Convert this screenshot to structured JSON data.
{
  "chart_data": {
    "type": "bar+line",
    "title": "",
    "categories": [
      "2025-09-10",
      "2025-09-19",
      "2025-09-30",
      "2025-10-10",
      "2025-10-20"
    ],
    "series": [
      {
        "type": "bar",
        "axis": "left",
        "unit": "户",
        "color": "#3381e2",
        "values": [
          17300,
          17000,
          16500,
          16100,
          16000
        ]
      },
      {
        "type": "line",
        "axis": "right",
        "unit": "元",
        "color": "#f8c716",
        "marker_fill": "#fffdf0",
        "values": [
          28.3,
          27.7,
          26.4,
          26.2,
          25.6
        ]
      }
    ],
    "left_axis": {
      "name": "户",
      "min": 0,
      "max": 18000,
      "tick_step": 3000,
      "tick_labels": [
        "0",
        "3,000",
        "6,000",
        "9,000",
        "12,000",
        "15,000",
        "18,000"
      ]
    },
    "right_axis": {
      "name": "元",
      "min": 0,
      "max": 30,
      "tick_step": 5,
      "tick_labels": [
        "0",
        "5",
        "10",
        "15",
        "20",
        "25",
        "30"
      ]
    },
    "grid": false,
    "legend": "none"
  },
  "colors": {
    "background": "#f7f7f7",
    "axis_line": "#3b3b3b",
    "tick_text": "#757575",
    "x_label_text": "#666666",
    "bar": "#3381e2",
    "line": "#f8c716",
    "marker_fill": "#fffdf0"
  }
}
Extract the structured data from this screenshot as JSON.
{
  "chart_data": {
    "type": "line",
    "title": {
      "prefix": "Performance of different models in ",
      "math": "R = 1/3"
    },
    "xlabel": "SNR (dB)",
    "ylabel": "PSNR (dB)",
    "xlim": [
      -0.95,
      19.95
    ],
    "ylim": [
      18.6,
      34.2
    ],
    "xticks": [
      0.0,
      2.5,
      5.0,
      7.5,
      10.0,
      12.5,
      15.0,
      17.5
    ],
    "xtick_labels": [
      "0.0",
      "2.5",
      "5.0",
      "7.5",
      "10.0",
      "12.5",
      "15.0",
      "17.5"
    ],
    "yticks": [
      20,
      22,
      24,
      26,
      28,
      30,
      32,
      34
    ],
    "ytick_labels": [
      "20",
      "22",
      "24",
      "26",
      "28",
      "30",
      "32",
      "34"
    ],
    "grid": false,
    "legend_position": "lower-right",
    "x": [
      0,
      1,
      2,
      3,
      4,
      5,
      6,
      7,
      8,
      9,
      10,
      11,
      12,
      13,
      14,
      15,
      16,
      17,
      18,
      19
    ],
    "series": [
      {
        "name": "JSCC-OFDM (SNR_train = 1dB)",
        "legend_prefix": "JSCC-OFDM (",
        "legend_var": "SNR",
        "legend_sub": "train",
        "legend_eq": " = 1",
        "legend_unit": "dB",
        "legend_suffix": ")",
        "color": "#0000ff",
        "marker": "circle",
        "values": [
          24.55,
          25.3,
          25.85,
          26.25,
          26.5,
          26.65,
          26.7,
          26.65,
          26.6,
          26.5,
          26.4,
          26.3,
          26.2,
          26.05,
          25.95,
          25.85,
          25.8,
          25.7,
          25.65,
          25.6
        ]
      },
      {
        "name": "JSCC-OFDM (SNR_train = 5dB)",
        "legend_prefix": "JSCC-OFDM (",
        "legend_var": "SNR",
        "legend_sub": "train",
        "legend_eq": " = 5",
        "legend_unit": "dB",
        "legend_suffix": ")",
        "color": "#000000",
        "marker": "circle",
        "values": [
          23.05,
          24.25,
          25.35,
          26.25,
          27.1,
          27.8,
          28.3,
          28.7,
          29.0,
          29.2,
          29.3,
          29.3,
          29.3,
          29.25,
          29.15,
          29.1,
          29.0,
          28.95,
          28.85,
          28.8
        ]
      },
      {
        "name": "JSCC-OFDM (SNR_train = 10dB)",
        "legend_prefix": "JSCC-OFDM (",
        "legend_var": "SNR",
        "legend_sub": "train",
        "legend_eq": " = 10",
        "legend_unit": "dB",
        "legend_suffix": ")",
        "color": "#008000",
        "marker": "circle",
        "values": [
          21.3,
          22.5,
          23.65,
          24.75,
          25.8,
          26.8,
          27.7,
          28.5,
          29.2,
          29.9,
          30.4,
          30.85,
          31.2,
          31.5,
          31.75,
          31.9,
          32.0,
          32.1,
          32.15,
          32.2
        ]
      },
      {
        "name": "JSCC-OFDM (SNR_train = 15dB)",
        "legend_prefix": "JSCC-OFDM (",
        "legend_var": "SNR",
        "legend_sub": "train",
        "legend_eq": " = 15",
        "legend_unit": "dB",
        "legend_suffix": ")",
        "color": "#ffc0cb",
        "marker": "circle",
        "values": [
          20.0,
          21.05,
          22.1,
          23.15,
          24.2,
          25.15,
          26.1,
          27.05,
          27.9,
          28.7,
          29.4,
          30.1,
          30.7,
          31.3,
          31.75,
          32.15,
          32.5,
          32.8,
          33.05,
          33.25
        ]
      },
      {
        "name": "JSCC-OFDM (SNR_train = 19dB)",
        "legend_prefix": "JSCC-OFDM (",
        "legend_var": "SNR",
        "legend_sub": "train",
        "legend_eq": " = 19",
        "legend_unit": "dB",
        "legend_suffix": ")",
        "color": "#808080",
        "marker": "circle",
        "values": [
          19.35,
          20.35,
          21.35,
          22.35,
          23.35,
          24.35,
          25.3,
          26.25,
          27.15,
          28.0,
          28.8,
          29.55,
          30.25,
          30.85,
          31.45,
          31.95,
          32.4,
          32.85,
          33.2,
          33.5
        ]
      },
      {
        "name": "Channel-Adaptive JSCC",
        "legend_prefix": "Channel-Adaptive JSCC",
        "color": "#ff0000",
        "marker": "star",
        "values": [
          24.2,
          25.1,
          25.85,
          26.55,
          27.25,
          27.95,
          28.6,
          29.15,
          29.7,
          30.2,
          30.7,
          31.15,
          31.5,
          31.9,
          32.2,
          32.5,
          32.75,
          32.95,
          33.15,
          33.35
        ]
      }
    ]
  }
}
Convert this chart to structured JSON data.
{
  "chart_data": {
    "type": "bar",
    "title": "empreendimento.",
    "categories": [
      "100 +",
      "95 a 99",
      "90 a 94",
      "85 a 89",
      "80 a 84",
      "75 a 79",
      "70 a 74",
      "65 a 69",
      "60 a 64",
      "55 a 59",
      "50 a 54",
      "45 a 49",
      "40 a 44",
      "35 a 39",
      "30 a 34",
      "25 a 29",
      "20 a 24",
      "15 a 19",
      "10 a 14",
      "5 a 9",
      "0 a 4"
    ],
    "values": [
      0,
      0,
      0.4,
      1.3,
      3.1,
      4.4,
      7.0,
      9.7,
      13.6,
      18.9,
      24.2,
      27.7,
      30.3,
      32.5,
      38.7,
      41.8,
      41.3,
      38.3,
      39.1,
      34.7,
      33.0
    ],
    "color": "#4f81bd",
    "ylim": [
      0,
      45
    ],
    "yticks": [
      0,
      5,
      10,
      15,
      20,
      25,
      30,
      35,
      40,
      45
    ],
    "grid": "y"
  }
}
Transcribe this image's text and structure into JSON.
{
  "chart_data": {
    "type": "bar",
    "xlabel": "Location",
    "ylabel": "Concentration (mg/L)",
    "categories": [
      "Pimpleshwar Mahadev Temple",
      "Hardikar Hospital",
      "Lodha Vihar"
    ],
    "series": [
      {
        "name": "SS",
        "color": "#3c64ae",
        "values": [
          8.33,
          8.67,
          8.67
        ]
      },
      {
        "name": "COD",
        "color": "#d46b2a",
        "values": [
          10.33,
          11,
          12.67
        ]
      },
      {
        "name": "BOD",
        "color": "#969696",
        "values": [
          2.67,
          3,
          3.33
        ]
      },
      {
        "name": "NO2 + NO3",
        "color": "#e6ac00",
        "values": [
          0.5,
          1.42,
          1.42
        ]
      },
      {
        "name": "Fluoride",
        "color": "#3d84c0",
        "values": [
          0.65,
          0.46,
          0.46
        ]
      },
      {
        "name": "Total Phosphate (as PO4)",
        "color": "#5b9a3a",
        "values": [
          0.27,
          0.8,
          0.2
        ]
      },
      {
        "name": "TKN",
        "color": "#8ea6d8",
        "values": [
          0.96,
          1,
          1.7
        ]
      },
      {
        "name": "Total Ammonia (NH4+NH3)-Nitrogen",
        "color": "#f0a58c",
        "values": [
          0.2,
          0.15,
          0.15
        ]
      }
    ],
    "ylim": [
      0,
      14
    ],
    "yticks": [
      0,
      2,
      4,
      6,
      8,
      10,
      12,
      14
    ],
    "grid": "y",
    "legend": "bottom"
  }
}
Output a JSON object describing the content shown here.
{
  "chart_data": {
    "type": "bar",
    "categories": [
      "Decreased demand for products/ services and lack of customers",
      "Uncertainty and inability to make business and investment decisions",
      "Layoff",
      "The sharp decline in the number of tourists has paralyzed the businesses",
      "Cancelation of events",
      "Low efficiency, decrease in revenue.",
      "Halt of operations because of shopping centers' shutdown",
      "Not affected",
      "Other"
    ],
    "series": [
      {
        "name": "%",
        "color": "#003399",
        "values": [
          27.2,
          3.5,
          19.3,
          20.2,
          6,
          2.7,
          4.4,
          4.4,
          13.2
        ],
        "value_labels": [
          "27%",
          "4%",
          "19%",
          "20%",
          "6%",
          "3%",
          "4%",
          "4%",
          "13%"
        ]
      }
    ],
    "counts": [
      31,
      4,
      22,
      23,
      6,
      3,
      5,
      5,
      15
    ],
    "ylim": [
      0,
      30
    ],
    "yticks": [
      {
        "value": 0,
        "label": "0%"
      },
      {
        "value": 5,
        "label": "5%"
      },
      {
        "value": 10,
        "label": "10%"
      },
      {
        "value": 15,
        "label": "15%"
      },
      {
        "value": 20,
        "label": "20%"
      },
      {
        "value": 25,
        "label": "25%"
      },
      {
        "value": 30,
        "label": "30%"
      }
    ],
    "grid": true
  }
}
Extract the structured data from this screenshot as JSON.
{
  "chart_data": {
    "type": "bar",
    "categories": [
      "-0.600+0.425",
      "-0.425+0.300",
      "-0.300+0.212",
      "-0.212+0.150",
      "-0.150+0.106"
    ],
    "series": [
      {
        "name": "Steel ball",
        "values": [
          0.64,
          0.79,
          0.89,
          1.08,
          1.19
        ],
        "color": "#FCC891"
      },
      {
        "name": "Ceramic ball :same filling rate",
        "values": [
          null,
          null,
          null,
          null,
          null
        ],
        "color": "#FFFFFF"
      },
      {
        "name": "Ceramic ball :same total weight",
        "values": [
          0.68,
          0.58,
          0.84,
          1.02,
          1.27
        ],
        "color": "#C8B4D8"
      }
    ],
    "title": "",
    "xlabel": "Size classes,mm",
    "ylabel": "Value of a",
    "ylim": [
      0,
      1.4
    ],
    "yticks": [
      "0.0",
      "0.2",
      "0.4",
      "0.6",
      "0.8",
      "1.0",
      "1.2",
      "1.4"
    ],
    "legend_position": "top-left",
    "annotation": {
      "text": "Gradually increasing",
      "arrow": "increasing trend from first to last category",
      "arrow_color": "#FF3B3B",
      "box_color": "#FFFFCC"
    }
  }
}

== TO BE DONE ==
Show the lines of the data that hold the word "title".

== RESPONSE TO THE EXERCISE ==
    "title": "",
    "title": {
    "title": "empreendimento.",
    "title": "",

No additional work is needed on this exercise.